■ TASK DESCRIPTION: Without altering anything, repeat each of the records.

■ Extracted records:
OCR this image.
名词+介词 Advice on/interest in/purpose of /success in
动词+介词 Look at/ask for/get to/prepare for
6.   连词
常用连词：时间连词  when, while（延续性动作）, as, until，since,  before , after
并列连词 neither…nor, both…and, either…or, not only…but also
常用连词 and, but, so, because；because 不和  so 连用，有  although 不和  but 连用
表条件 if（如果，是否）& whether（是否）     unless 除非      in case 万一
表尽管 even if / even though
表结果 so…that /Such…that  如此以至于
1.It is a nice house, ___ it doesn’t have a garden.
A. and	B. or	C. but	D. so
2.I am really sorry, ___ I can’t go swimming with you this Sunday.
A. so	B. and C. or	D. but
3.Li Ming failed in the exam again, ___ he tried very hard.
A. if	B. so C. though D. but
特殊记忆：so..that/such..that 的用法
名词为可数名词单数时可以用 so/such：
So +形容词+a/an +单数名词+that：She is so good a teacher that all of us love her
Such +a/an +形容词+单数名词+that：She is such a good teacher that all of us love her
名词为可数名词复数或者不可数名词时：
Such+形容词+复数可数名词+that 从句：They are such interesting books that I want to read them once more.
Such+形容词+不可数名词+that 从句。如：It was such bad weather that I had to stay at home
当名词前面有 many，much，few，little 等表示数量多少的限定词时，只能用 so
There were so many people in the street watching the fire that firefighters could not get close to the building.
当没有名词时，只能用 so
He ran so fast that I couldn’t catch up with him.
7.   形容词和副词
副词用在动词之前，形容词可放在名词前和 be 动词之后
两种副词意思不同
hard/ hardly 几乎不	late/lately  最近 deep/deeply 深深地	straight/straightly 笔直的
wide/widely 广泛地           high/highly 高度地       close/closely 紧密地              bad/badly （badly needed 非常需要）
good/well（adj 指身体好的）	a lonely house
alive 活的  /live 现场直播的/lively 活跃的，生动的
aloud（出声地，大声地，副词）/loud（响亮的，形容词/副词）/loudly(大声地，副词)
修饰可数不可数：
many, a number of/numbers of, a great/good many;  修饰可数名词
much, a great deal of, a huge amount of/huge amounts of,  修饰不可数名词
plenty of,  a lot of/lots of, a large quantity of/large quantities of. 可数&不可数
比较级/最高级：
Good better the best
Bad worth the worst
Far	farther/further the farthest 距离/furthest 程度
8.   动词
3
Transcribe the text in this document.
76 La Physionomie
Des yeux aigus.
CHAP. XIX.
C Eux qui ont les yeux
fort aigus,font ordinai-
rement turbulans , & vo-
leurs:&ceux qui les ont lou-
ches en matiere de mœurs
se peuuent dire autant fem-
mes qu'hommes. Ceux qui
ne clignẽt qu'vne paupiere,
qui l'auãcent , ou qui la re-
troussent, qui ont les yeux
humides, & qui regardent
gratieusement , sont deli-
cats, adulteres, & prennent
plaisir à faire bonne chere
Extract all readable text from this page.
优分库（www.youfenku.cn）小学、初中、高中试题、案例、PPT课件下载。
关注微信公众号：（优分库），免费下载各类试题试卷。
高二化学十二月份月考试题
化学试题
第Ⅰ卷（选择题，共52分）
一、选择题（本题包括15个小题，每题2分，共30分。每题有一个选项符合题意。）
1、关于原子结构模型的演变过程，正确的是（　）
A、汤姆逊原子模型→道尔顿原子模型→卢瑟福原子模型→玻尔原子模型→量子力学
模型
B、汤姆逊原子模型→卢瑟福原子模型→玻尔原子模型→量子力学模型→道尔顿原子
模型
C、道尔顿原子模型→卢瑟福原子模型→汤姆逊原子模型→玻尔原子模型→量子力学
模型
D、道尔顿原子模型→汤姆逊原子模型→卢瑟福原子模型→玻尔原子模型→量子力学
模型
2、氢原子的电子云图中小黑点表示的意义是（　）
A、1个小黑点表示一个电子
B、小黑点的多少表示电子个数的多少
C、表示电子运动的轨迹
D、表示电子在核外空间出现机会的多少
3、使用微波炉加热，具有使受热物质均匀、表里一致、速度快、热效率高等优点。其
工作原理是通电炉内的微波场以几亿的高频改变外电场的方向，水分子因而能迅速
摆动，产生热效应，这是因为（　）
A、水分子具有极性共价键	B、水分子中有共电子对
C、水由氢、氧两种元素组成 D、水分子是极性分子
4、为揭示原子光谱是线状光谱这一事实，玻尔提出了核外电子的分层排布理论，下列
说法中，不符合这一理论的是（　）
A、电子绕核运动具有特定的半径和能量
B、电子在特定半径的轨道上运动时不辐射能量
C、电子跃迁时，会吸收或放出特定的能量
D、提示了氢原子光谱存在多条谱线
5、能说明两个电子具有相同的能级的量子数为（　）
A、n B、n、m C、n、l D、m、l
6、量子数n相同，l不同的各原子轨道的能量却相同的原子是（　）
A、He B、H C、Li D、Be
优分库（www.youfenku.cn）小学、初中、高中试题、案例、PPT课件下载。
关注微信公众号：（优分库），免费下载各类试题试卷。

■ FINISHED TASK:
OCR this image.
名词+介词 Advice on/interest in/purpose of /success in
动词+介词 Look at/ask for/get to/prepare for
6.   连词
常用连词：时间连词  when, while（延续性动作）, as, until，since,  before , after
并列连词 neither…nor, both…and, either…or, not only…but also
常用连词 and, but, so, because；because 不和  so 连用，有  although 不和  but 连用
表条件 if（如果，是否）& whether（是否）     unless 除非      in case 万一
表尽管 even if / even though
表结果 so…that /Such…that  如此以至于
1.It is a nice house, ___ it doesn’t have a garden.
A. and	B. or	C. but	D. so
2.I am really sorry, ___ I can’t go swimming with you this Sunday.
A. so	B. and C. or	D. but
3.Li Ming failed in the exam again, ___ he tried very hard.
A. if	B. so C. though D. but
特殊记忆：so..that/such..that 的用法
名词为可数名词单数时可以用 so/such：
So +形容词+a/an +单数名词+that：She is so good a teacher that all of us love her
Such +a/an +形容词+单数名词+that：She is such a good teacher that all of us love her
名词为可数名词复数或者不可数名词时：
Such+形容词+复数可数名词+that 从句：They are such interesting books that I want to read them once more.
Such+形容词+不可数名词+that 从句。如：It was such bad weather that I had to stay at home
当名词前面有 many，much，few，little 等表示数量多少的限定词时，只能用 so
There were so many people in the street watching the fire that firefighters could not get close to the building.
当没有名词时，只能用 so
He ran so fast that I couldn’t catch up with him.
7.   形容词和副词
副词用在动词之前，形容词可放在名词前和 be 动词之后
两种副词意思不同
hard/ hardly 几乎不	late/lately  最近 deep/deeply 深深地	straight/straightly 笔直的
wide/widely 广泛地           high/highly 高度地       close/closely 紧密地              bad/badly （badly needed 非常需要）
good/well（adj 指身体好的）	a lonely house
alive 活的  /live 现场直播的/lively 活跃的，生动的
aloud（出声地，大声地，副词）/loud（响亮的，形容词/副词）/loudly(大声地，副词)
修饰可数不可数：
many, a number of/numbers of, a great/good many;  修饰可数名词
much, a great deal of, a huge amount of/huge amounts of,  修饰不可数名词
plenty of,  a lot of/lots of, a large quantity of/large quantities of. 可数&不可数
比较级/最高级：
Good better the best
Bad worth the worst
Far	farther/further the farthest 距离/furthest 程度
8.   动词
3
Transcribe the text in this document.
76 La Physionomie
Des yeux aigus.
CHAP. XIX.
C Eux qui ont les yeux
fort aigus,font ordinai-
rement turbulans , & vo-
leurs:&ceux qui les ont lou-
ches en matiere de mœurs
se peuuent dire autant fem-
mes qu'hommes. Ceux qui
ne clignẽt qu'vne paupiere,
qui l'auãcent , ou qui la re-
troussent, qui ont les yeux
humides, & qui regardent
gratieusement , sont deli-
cats, adulteres, & prennent
plaisir à faire bonne chere
Extract all readable text from this page.
优分库（www.youfenku.cn）小学、初中、高中试题、案例、PPT课件下载。
关注微信公众号：（优分库），免费下载各类试题试卷。
高二化学十二月份月考试题
化学试题
第Ⅰ卷（选择题，共52分）
一、选择题（本题包括15个小题，每题2分，共30分。每题有一个选项符合题意。）
1、关于原子结构模型的演变过程，正确的是（　）
A、汤姆逊原子模型→道尔顿原子模型→卢瑟福原子模型→玻尔原子模型→量子力学
模型
B、汤姆逊原子模型→卢瑟福原子模型→玻尔原子模型→量子力学模型→道尔顿原子
模型
C、道尔顿原子模型→卢瑟福原子模型→汤姆逊原子模型→玻尔原子模型→量子力学
模型
D、道尔顿原子模型→汤姆逊原子模型→卢瑟福原子模型→玻尔原子模型→量子力学
模型
2、氢原子的电子云图中小黑点表示的意义是（　）
A、1个小黑点表示一个电子
B、小黑点的多少表示电子个数的多少
C、表示电子运动的轨迹
D、表示电子在核外空间出现机会的多少
3、使用微波炉加热，具有使受热物质均匀、表里一致、速度快、热效率高等优点。其
工作原理是通电炉内的微波场以几亿的高频改变外电场的方向，水分子因而能迅速
摆动，产生热效应，这是因为（　）
A、水分子具有极性共价键	B、水分子中有共电子对
C、水由氢、氧两种元素组成 D、水分子是极性分子
4、为揭示原子光谱是线状光谱这一事实，玻尔提出了核外电子的分层排布理论，下列
说法中，不符合这一理论的是（　）
A、电子绕核运动具有特定的半径和能量
B、电子在特定半径的轨道上运动时不辐射能量
C、电子跃迁时，会吸收或放出特定的能量
D、提示了氢原子光谱存在多条谱线
5、能说明两个电子具有相同的能级的量子数为（　）
A、n B、n、m C、n、l D、m、l
6、量子数n相同，l不同的各原子轨道的能量却相同的原子是（　）
A、He B、H C、Li D、Be
优分库（www.youfenku.cn）小学、初中、高中试题、案例、PPT课件下载。
关注微信公众号：（优分库），免费下载各类试题试卷。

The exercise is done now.